* **Список задач**:
a) Перепишите часть отрывка о походах: начните со слов «Затем послал меня» и закончите словами «опять в Туров.». Замените при этом «Туров» на «Киев».
b) Сколько золота рассказчик дал отцу на обеде в Чернигове, согласно отрывку о походах?
c) Назовите всех людей, которые упомянуты по имени в отрывке о походах.

Затем послал меня Святослав в Польшу: ходил я за Глогов до Чешского леса, и ходил в земле их четыре месяца. И в том же году и сын родился у меня старший, новгородский. А оттуда ходил я в Туров, а на весну в Переяславль и опять в Туров.

И Святослав умер, и я опять пошел в Смоленск, а из Смоленска той же зимой в Новгород; весной — Глебу в помощь. А летом с отцом — под Полоцк, а на другую зиму со Святополком под Полоцк, и выжгли Полоцк; он пошел к Новгороду, а я с половцами на Одреск войною и в Чернигов. И снова пришел я из Смоленска к отцу в Чернигов. И Олег пришел туда, из Владимира выведенный, и я позвал его к себе на обед с отцом в Чернигове, на Красном дворе, и дал отцу триста гривен золота. И опять из Смоленска же придя, пробился я через половецкие войска с боем до Переяславля и отца застал вернувшегося из похода. Затем ходили мы опять в том же году с отцом и с Изяславом к Чернигову биться с Борисом и победили Бориса и Олега [7]. И опять пошли в Переяславль и стали в Оброве.

* **Выдержки из материала**:
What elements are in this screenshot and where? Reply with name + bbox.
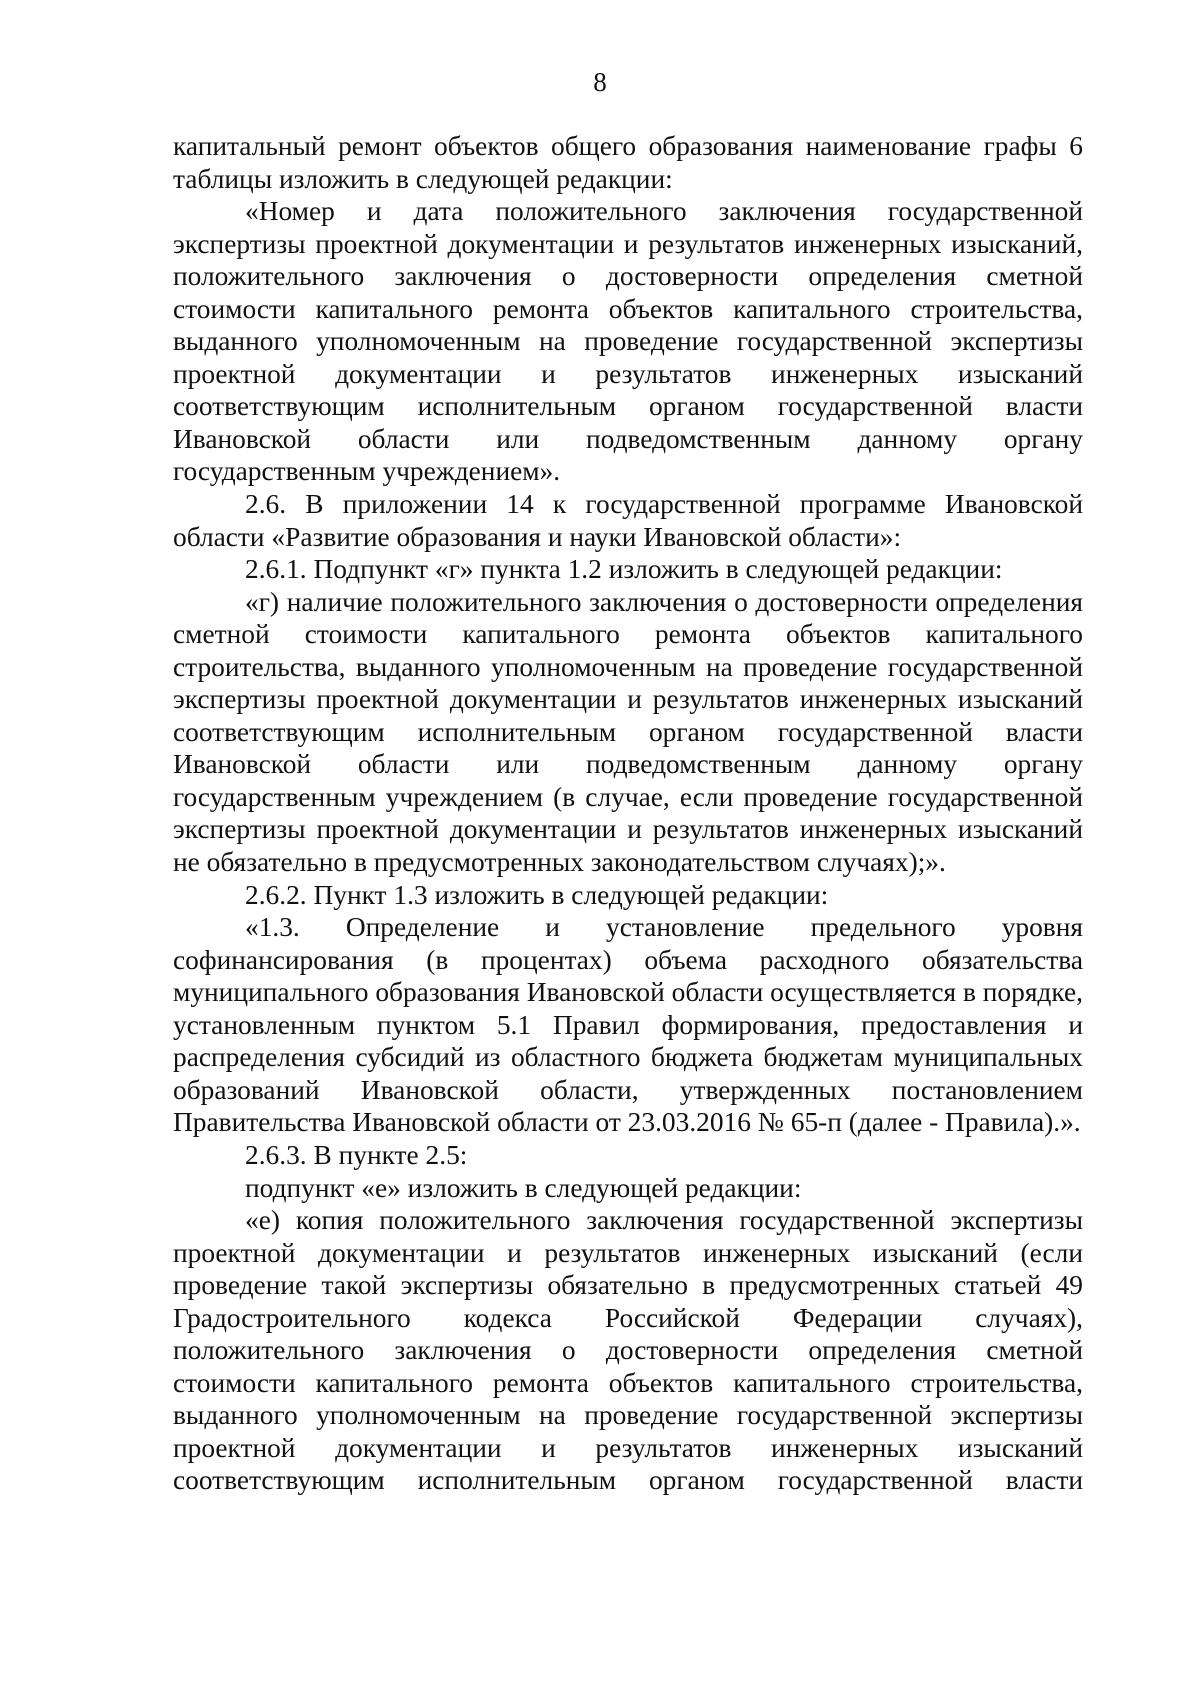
paragraph-6: 2.6.2. Пункт 1.3 изложить в следующей редакции: bbox=[245, 879, 829, 910]
paragraph-1: капитальный ремонт объектов общего образования наименование графы 6 таблицы изложить в следующей редакции: bbox=[173, 131, 1083, 194]
paragraph-4: 2.6.1. Подпункт «г» пункта 1.2 изложить в следующей редакции: bbox=[245, 554, 1003, 585]
paragraph-2: «Номер и дата положительного заключения государственной экспертизы проектной документации и результатов инженерных изысканий, положительного заключения о достоверности определения сметной стоимости капитального ремонта объектов капитального строительства, выданного уполномоченным на проведение государственной экспертизы проектной документации и результатов инженерных изысканий соответствующим исполнительным органом государственной власти Ивановской области или подведомственным данному органу государственным учреждением». bbox=[173, 196, 1083, 487]
paragraph-7: «1.3. Определение и установление предельного уровня софинансирования (в процентах) объема расходного обязательства муниципального образования Ивановской области осуществляется в порядке, установленным пунктом 5.1 Правил формирования, предоставления и распределения субсидий из областного бюджета бюджетам муниципальных образований Ивановской области, утвержденных постановлением Правительства Ивановской области от 23.03.2016 № 65-п (далее - Правила).». bbox=[173, 912, 1083, 1138]
paragraph-5: «г) наличие положительного заключения о достоверности определения сметной стоимости капитального ремонта объектов капитального строительства, выданного уполномоченным на проведение государственной экспертизы проектной документации и результатов инженерных изысканий соответствующим исполнительным органом государственной власти Ивановской области или подведомственным данному органу государственным учреждением (в случае, если проведение государственной экспертизы проектной документации и результатов инженерных изысканий не обязательно в предусмотренных законодательством случаях);». bbox=[173, 586, 1083, 878]
paragraph-8: 2.6.3. В пункте 2.5: bbox=[245, 1139, 468, 1170]
paragraph-9: подпункт «е» изложить в следующей редакции: bbox=[245, 1172, 802, 1203]
page-number: 8 bbox=[593, 67, 607, 97]
paragraph-3: 2.6. В приложении 14 к государственной программе Ивановской области «Развитие образования и науки Ивановской области»: bbox=[173, 489, 1083, 552]
paragraph-10: «е) копия положительного заключения государственной экспертизы проектной документации и результатов инженерных изысканий (если проведение такой экспертизы обязательно в предусмотренных статьей 49 Градостроительного кодекса Российской Федерации случаях), положительного заключения о достоверности определения сметной стоимости капитального ремонта объектов капитального строительства, выданного уполномоченным на проведение государственной экспертизы проектной документации и результатов инженерных изысканий соответствующим исполнительным органом государственной власти bbox=[173, 1205, 1083, 1496]
document-body bbox=[173, 130, 1083, 1497]
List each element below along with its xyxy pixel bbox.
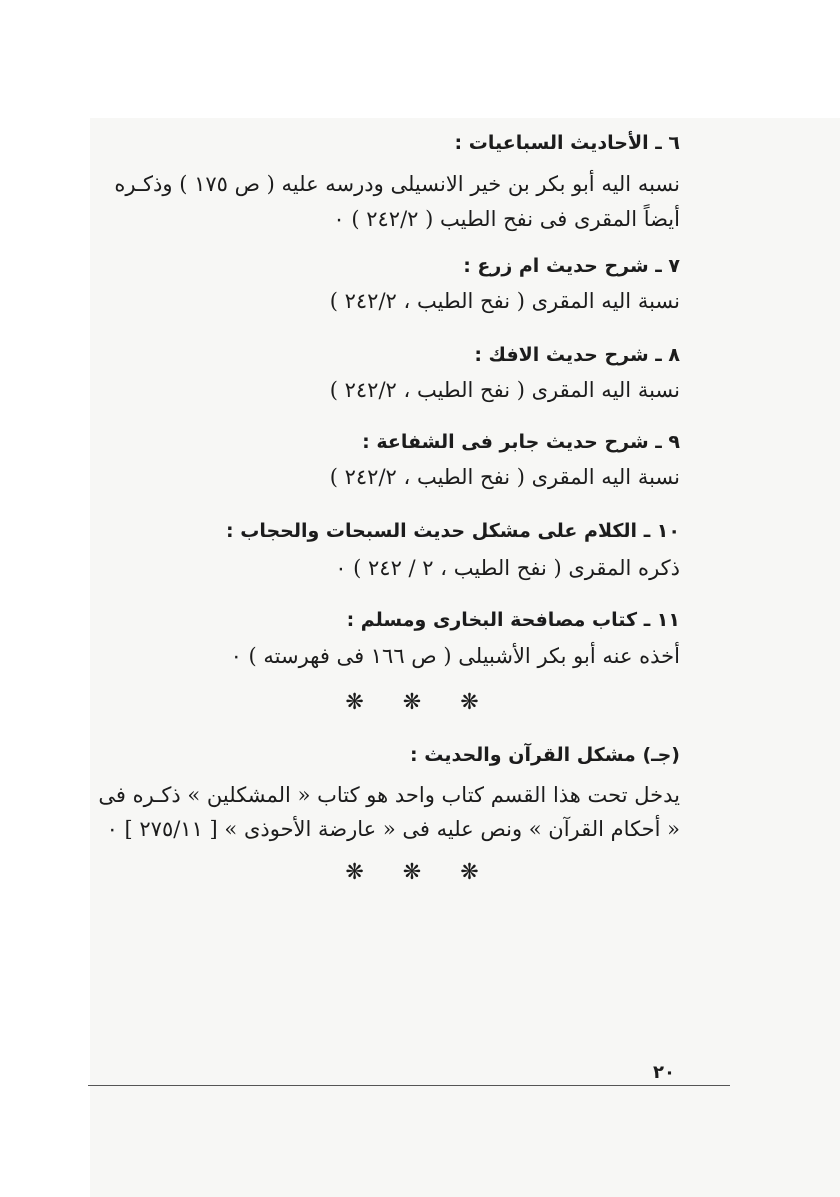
- section-9-line-1: نسبة اليه المقرى ( نفح الطيب ، ٢٤٢/٢ ): [329, 465, 680, 489]
- separator-stars-2: ❋ ❋ ❋: [345, 860, 495, 885]
- section-6-line-2: أيضاً المقرى فى نفح الطيب ( ٢٤٢/٢ ) ٠: [333, 207, 680, 231]
- section-11-line-1: أخذه عنه أبو بكر الأشبيلى ( ص ١٦٦ فى فهرسته ) ٠: [230, 644, 680, 668]
- section-heading-11: ١١ ـ كتاب مصافحة البخارى ومسلم :: [346, 609, 680, 631]
- section-8-line-1: نسبة اليه المقرى ( نفح الطيب ، ٢٤٢/٢ ): [329, 378, 680, 402]
- page-top-margin: [0, 0, 840, 118]
- section-heading-9: ٩ ـ شرح حديث جابر فى الشفاعة :: [362, 431, 680, 453]
- section-heading-10: ١٠ ـ الكلام على مشكل حديث السبحات والحجاب :: [226, 520, 680, 542]
- section-heading-7: ٧ ـ شرح حديث ام زرع :: [463, 255, 680, 277]
- footer-rule: [88, 1085, 730, 1086]
- page-number: ٢٠: [653, 1062, 675, 1083]
- section-heading-8: ٨ ـ شرح حديث الافك :: [474, 344, 680, 366]
- section-7-line-1: نسبة اليه المقرى ( نفح الطيب ، ٢٤٢/٢ ): [329, 289, 680, 313]
- separator-stars: ❋ ❋ ❋: [345, 690, 495, 715]
- section-6-line-1: نسبه اليه أبو بكر بن خير الانسيلى ودرسه عليه ( ص ١٧٥ ) وذكـره: [114, 172, 680, 196]
- section-10-line-1: ذكره المقرى ( نفح الطيب ، ٢ / ٢٤٢ ) ٠: [335, 556, 680, 580]
- section-c-line-1: يدخل تحت هذا القسم كتاب واحد هو كتاب « المشكلين » ذكـره فى: [98, 783, 680, 807]
- section-c-line-2: « أحكام القرآن » ونص عليه فى « عارضة الأحوذى » [ ٢٧٥/١١ ] ٠: [106, 817, 680, 841]
- section-heading-c: (جـ) مشكل القرآن والحديث :: [410, 744, 680, 766]
- section-heading-6: ٦ ـ الأحاديث السباعيات :: [454, 132, 680, 154]
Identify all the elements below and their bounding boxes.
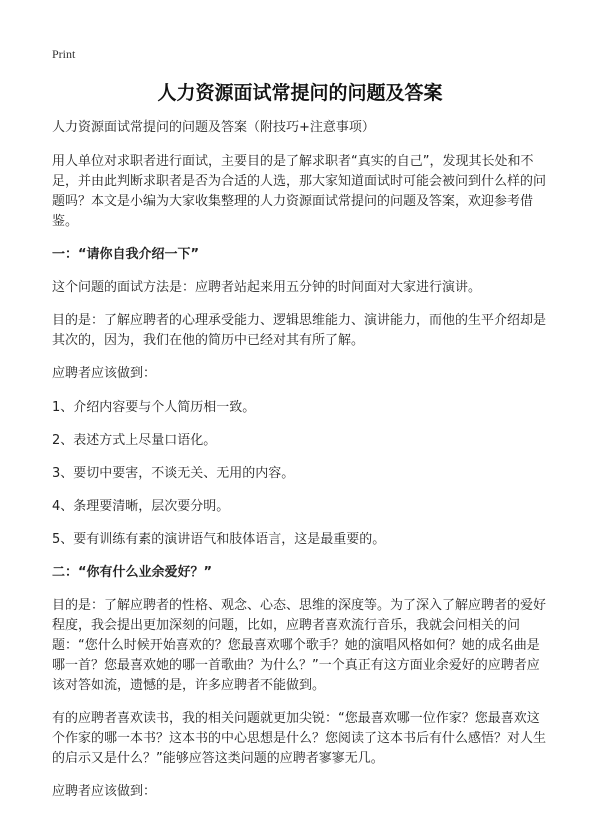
- list-item: 2、表述方式上尽量口语化。: [52, 433, 217, 448]
- section-2-should-label: 应聘者应该做到：: [52, 784, 157, 799]
- section-2-heading: 二：“你有什么业余爱好？”: [52, 565, 213, 580]
- document-title: 人力资源面试常提问的问题及答案: [157, 82, 443, 104]
- list-item: 3、要切中要害，不谈无关、无用的内容。: [52, 466, 295, 481]
- print-link[interactable]: Print: [52, 47, 76, 61]
- section-2-reading: 有的应聘者喜欢读书，我的相关问题就更加尖锐：“您最喜欢哪一位作家？您最喜欢这个作家的哪一本书？这本书的中心思想是什么？您阅读了这本书后有什么感悟？对人生的启示又是什么？”能够应答这类问题的应聘者寥寥无几。: [52, 711, 547, 766]
- section-1-method: 这个问题的面试方法是：应聘者站起来用五分钟的时间面对大家进行演讲。: [52, 280, 482, 295]
- article-body: [52, 118, 550, 802]
- list-item: 5、要有训练有素的演讲语气和肢体语言，这是最重要的。: [52, 532, 386, 547]
- list-item: 1、介绍内容要与个人简历相一致。: [52, 400, 256, 415]
- section-1-purpose: 目的是：了解应聘者的心理承受能力、逻辑思维能力、演讲能力，而他的生平介绍却是其次的，因为，我们在他的简历中已经对其有所了解。: [52, 313, 547, 348]
- section-2-purpose: 目的是：了解应聘者的性格、观念、心态、思维的深度等。为了深入了解应聘者的爱好程度，我会提出更加深刻的问题，比如，应聘者喜欢流行音乐，我就会问相关的问题：“您什么时候开始喜欢的？您最喜欢哪个歌手？她的演唱风格如何？她的成名曲是哪一首？您最喜欢她的哪一首歌曲？为什么？”一个真正有这方面业余爱好的应聘者应该对答如流，遗憾的是，许多应聘者不能做到。: [52, 598, 547, 693]
- intro-paragraph: 用人单位对求职者进行面试，主要目的是了解求职者“真实的自己”，发现其长处和不足，并由此判断求职者是否为合适的人选，那大家知道面试时可能会被问到什么样的问题吗？本文是小编为大家收集整理的人力资源面试常提问的问题及答案，欢迎参考借鉴。: [52, 154, 547, 229]
- article-subtitle: 人力资源面试常提问的问题及答案（附技巧+注意事项）: [52, 120, 375, 135]
- list-item: 4、条理要清晰，层次要分明。: [52, 499, 230, 514]
- section-1-heading: 一：“请你自我介绍一下”: [52, 247, 200, 262]
- section-1-should-label: 应聘者应该做到：: [52, 366, 157, 381]
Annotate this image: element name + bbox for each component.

* **Ответы по порядку**:
a)
Затем послал меня Святослав в Польшу: ходил я за Глогов до Чешского леса, и ходил в земле их четыре месяца. И в том же году и сын родился у меня старший, новгородский. А оттуда ходил я в Киев, а на весну в Переяславль и опять в Киев.

b) Триста гривен золота.

c) Святослав, Глеб, Святополк, Олег, Изяслав, Борис.